Dataset items:
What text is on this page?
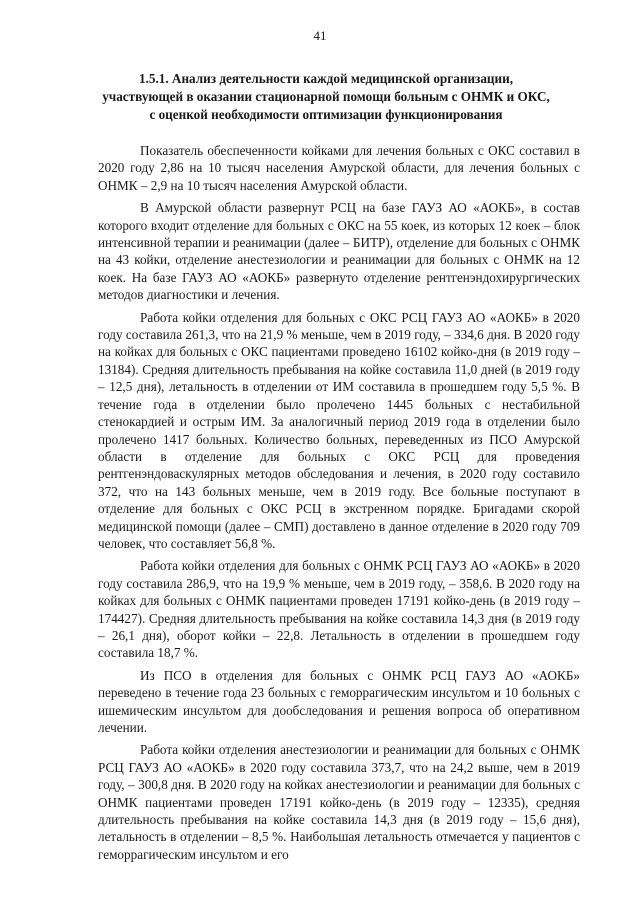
41
1.5.1. Анализ деятельности каждой медицинской организации, участвующей в оказании стационарной помощи больным с ОНМК и ОКС, с оценкой необходимости оптимизации функционирования

Показатель обеспеченности койками для лечения больных с ОКС составил в 2020 году 2,86 на 10 тысяч населения Амурской области, для лечения больных с ОНМК – 2,9 на 10 тысяч населения Амурской области.

В Амурской области развернут РСЦ на базе ГАУЗ АО «АОКБ», в состав которого входит отделение для больных с ОКС на 55 коек, из которых 12 коек – блок интенсивной терапии и реанимации (далее – БИТР), отделение для больных с ОНМК на 43 койки, отделение анестезиологии и реанимации для больных с ОНМК на 12 коек. На базе ГАУЗ АО «АОКБ» развернуто отделение рентгенэндохирургических методов диагностики и лечения.

Работа койки отделения для больных с ОКС РСЦ ГАУЗ АО «АОКБ» в 2020 году составила 261,3, что на 21,9 % меньше, чем в 2019 году, – 334,6 дня. В 2020 году на койках для больных с ОКС пациентами проведено 16102 койко-дня (в 2019 году – 13184). Средняя длительность пребывания на койке составила 11,0 дней (в 2019 году – 12,5 дня), летальность в отделении от ИМ составила в прошедшем году 5,5 %. В течение года в отделении было пролечено 1445 больных с нестабильной стенокардией и острым ИМ. За аналогичный период 2019 года в отделении было пролечено 1417 больных. Количество больных, переведенных из ПСО Амурской области в отделение для больных с ОКС РСЦ для проведения рентгенэндоваскулярных методов обследования и лечения, в 2020 году составило 372, что на 143 больных меньше, чем в 2019 году. Все больные поступают в отделение для больных с ОКС РСЦ в экстренном порядке. Бригадами скорой медицинской помощи (далее – СМП) доставлено в данное отделение в 2020 году 709 человек, что составляет 56,8 %.

Работа койки отделения для больных с ОНМК РСЦ ГАУЗ АО «АОКБ» в 2020 году составила 286,9, что на 19,9 % меньше, чем в 2019 году, – 358,6. В 2020 году на койках для больных с ОНМК пациентами проведен 17191 койко-день (в 2019 году – 174427). Средняя длительность пребывания на койке составила 14,3 дня (в 2019 году – 26,1 дня), оборот койки – 22,8. Летальность в отделении в прошедшем году составила 18,7 %.

Из ПСО в отделения для больных с ОНМК РСЦ ГАУЗ АО «АОКБ» переведено в течение года 23 больных с геморрагическим инсультом и 10 больных с ишемическим инсультом для дообследования и решения вопроса об оперативном лечении.

Работа койки отделения анестезиологии и реанимации для больных с ОНМК РСЦ ГАУЗ АО «АОКБ» в 2020 году составила 373,7, что на 24,2 выше, чем в 2019 году, – 300,8 дня. В 2020 году на койках анестезиологии и реанимации для больных с ОНМК пациентами проведен 17191 койко-день (в 2019 году – 12335), средняя длительность пребывания на койке составила 14,3 дня (в 2019 году – 15,6 дня), летальность в отделении – 8,5 %. Наибольшая летальность отмечается у пациентов с геморрагическим инсультом и его
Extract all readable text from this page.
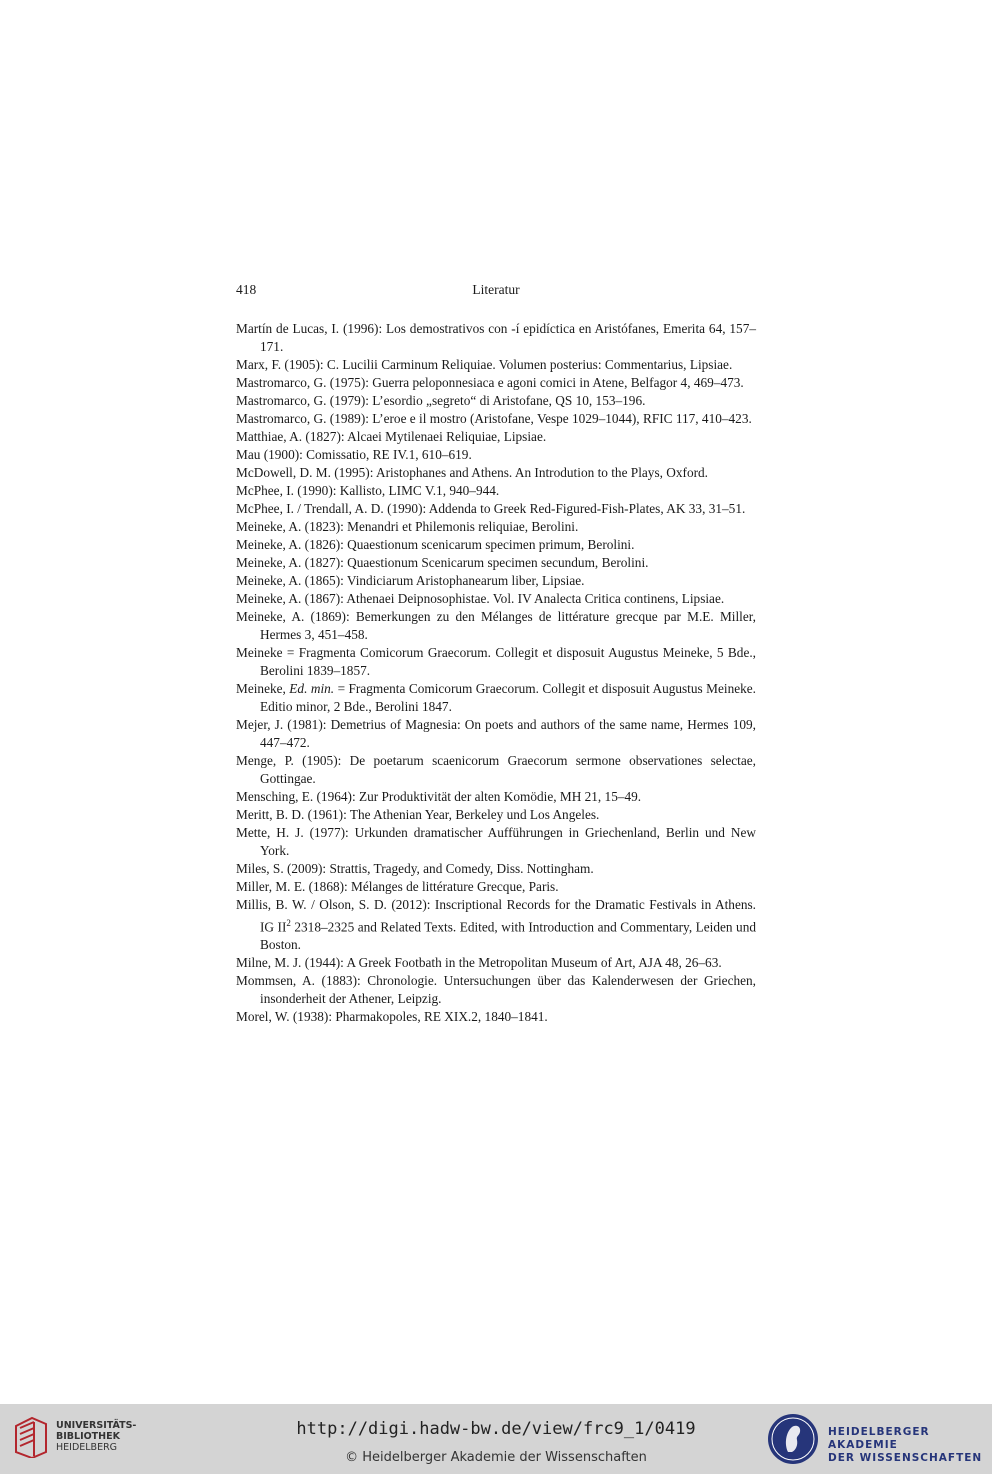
418	Literatur
Martín de Lucas, I. (1996): Los demostrativos con -í epidíctica en Aristófanes, Emerita 64, 157–171.
Marx, F. (1905): C. Lucilii Carminum Reliquiae. Volumen posterius: Commentarius, Lipsiae.
Mastromarco, G. (1975): Guerra peloponnesiaca e agoni comici in Atene, Belfagor 4, 469–473.
Mastromarco, G. (1979): L’esordio „segreto“ di Aristofane, QS 10, 153–196.
Mastromarco, G. (1989): L’eroe e il mostro (Aristofane, Vespe 1029–1044), RFIC 117, 410–423.
Matthiae, A. (1827): Alcaei Mytilenaei Reliquiae, Lipsiae.
Mau (1900): Comissatio, RE IV.1, 610–619.
McDowell, D. M. (1995): Aristophanes and Athens. An Introdution to the Plays, Oxford.
McPhee, I. (1990): Kallisto, LIMC V.1, 940–944.
McPhee, I. / Trendall, A. D. (1990): Addenda to Greek Red-Figured-Fish-Plates, AK 33, 31–51.
Meineke, A. (1823): Menandri et Philemonis reliquiae, Berolini.
Meineke, A. (1826): Quaestionum scenicarum specimen primum, Berolini.
Meineke, A. (1827): Quaestionum Scenicarum specimen secundum, Berolini.
Meineke, A. (1865): Vindiciarum Aristophanearum liber, Lipsiae.
Meineke, A. (1867): Athenaei Deipnosophistae. Vol. IV Analecta Critica continens, Lipsiae.
Meineke, A. (1869): Bemerkungen zu den Mélanges de littérature grecque par M.E. Miller, Hermes 3, 451–458.
Meineke = Fragmenta Comicorum Graecorum. Collegit et disposuit Augustus Meineke, 5 Bde., Berolini 1839–1857.
Meineke, Ed. min. = Fragmenta Comicorum Graecorum. Collegit et disposuit Augustus Meineke. Editio minor, 2 Bde., Berolini 1847.
Mejer, J. (1981): Demetrius of Magnesia: On poets and authors of the same name, Hermes 109, 447–472.
Menge, P. (1905): De poetarum scaenicorum Graecorum sermone observationes selectae, Gottingae.
Mensching, E. (1964): Zur Produktivität der alten Komödie, MH 21, 15–49.
Meritt, B. D. (1961): The Athenian Year, Berkeley und Los Angeles.
Mette, H. J. (1977): Urkunden dramatischer Aufführungen in Griechenland, Berlin und New York.
Miles, S. (2009): Strattis, Tragedy, and Comedy, Diss. Nottingham.
Miller, M. E. (1868): Mélanges de littérature Grecque, Paris.
Millis, B. W. / Olson, S. D. (2012): Inscriptional Records for the Dramatic Festivals in Athens. IG $II^2$ 2318–2325 and Related Texts. Edited, with Introduction and Commentary, Leiden und Boston.
Milne, M. J. (1944): A Greek Footbath in the Metropolitan Museum of Art, AJA 48, 26–63.
Mommsen, A. (1883): Chronologie. Untersuchungen über das Kalenderwesen der Griechen, insonderheit der Athener, Leipzig.
Morel, W. (1938): Pharmakopoles, RE XIX.2, 1840–1841.
UNIVERSITÄTS-
BIBLIOTHEK
HEIDELBERG
http://digi.hadw-bw.de/view/frc9_1/0419
© Heidelberger Akademie der Wissenschaften
HEIDELBERGER AKADEMIE
DER WISSENSCHAFTEN
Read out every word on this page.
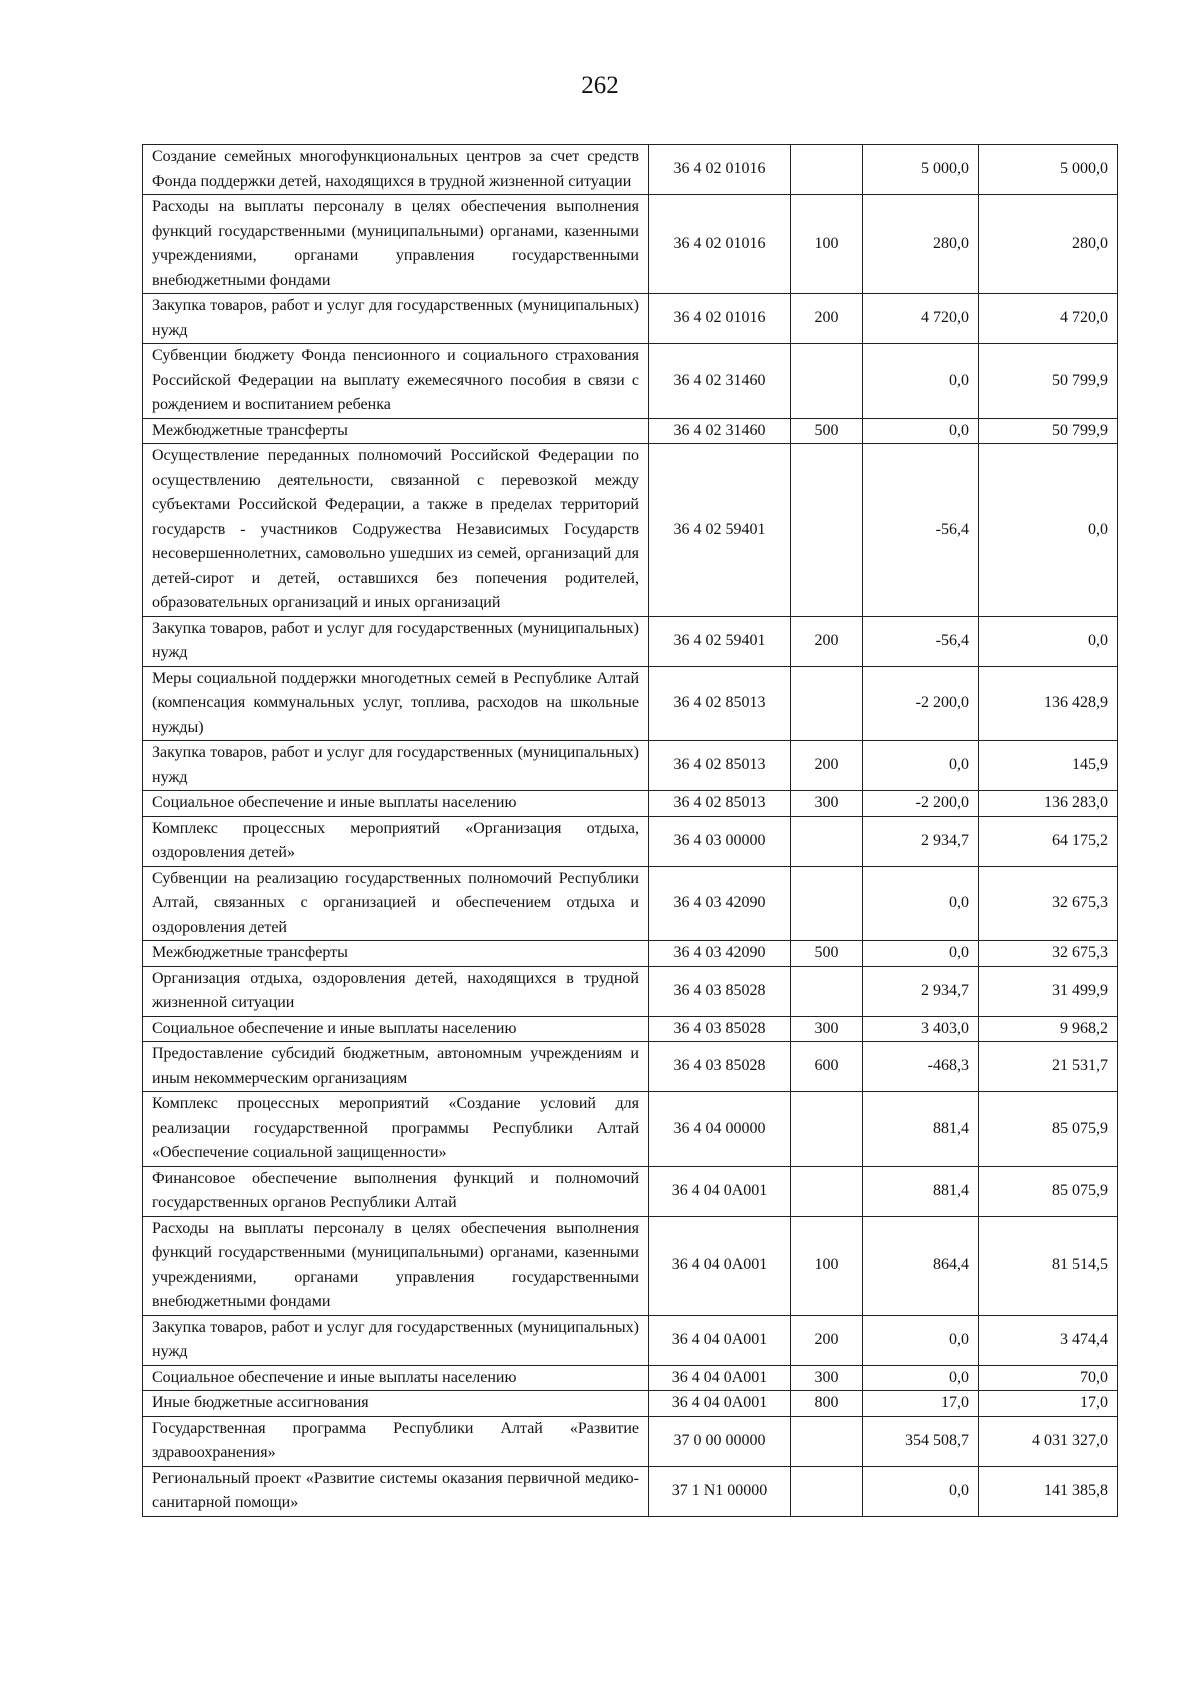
262
Создание семейных многофункциональных центров за счет средств Фонда поддержки детей, находящихся в трудной жизненной ситуации	36 4 02 01016		5 000,0	5 000,0
Расходы на выплаты персоналу в целях обеспечения выполнения функций государственными (муниципальными) органами, казенными учреждениями, органами управления государственными внебюджетными фондами	36 4 02 01016	100	280,0	280,0
Закупка товаров, работ и услуг для государственных (муниципальных) нужд	36 4 02 01016	200	4 720,0	4 720,0
Субвенции бюджету Фонда пенсионного и социального страхования Российской Федерации на выплату ежемесячного пособия в связи с рождением и воспитанием ребенка	36 4 02 31460		0,0	50 799,9
Межбюджетные трансферты	36 4 02 31460	500	0,0	50 799,9
Осуществление переданных полномочий Российской Федерации по осуществлению деятельности, связанной с перевозкой между субъектами Российской Федерации, а также в пределах территорий государств - участников Содружества Независимых Государств несовершеннолетних, самовольно ушедших из семей, организаций для детей-сирот и детей, оставшихся без попечения родителей, образовательных организаций и иных организаций	36 4 02 59401		-56,4	0,0
Закупка товаров, работ и услуг для государственных (муниципальных) нужд	36 4 02 59401	200	-56,4	0,0
Меры социальной поддержки многодетных семей в Республике Алтай (компенсация коммунальных услуг, топлива, расходов на школьные нужды)	36 4 02 85013		-2 200,0	136 428,9
Закупка товаров, работ и услуг для государственных (муниципальных) нужд	36 4 02 85013	200	0,0	145,9
Социальное обеспечение и иные выплаты населению	36 4 02 85013	300	-2 200,0	136 283,0
Комплекс процессных мероприятий «Организация отдыха, оздоровления детей»	36 4 03 00000		2 934,7	64 175,2
Субвенции на реализацию государственных полномочий Республики Алтай, связанных с организацией и обеспечением отдыха и оздоровления детей	36 4 03 42090		0,0	32 675,3
Межбюджетные трансферты	36 4 03 42090	500	0,0	32 675,3
Организация отдыха, оздоровления детей, находящихся в трудной жизненной ситуации	36 4 03 85028		2 934,7	31 499,9
Социальное обеспечение и иные выплаты населению	36 4 03 85028	300	3 403,0	9 968,2
Предоставление субсидий бюджетным, автономным учреждениям и иным некоммерческим организациям	36 4 03 85028	600	-468,3	21 531,7
Комплекс процессных мероприятий «Создание условий для реализации государственной программы Республики Алтай «Обеспечение социальной защищенности»	36 4 04 00000		881,4	85 075,9
Финансовое обеспечение выполнения функций и полномочий государственных органов Республики Алтай	36 4 04 0А001		881,4	85 075,9
Расходы на выплаты персоналу в целях обеспечения выполнения функций государственными (муниципальными) органами, казенными учреждениями, органами управления государственными внебюджетными фондами	36 4 04 0А001	100	864,4	81 514,5
Закупка товаров, работ и услуг для государственных (муниципальных) нужд	36 4 04 0А001	200	0,0	3 474,4
Социальное обеспечение и иные выплаты населению	36 4 04 0А001	300	0,0	70,0
Иные бюджетные ассигнования	36 4 04 0А001	800	17,0	17,0
Государственная программа Республики Алтай «Развитие здравоохранения»	37 0 00 00000		354 508,7	4 031 327,0
Региональный проект «Развитие системы оказания первичной медико-санитарной помощи»	37 1 N1 00000		0,0	141 385,8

→ **Set problem**
Search the listing for the word "Развитие". Copy every line in which it occurs.

→ **Answer for this exercise**
Государственная программа Республики Алтай «Развитие здравоохранения»	37 0 00 00000		354 508,7	4 031 327,0
Региональный проект «Развитие системы оказания первичной медико-санитарной помощи»	37 1 N1 00000		0,0	141 385,8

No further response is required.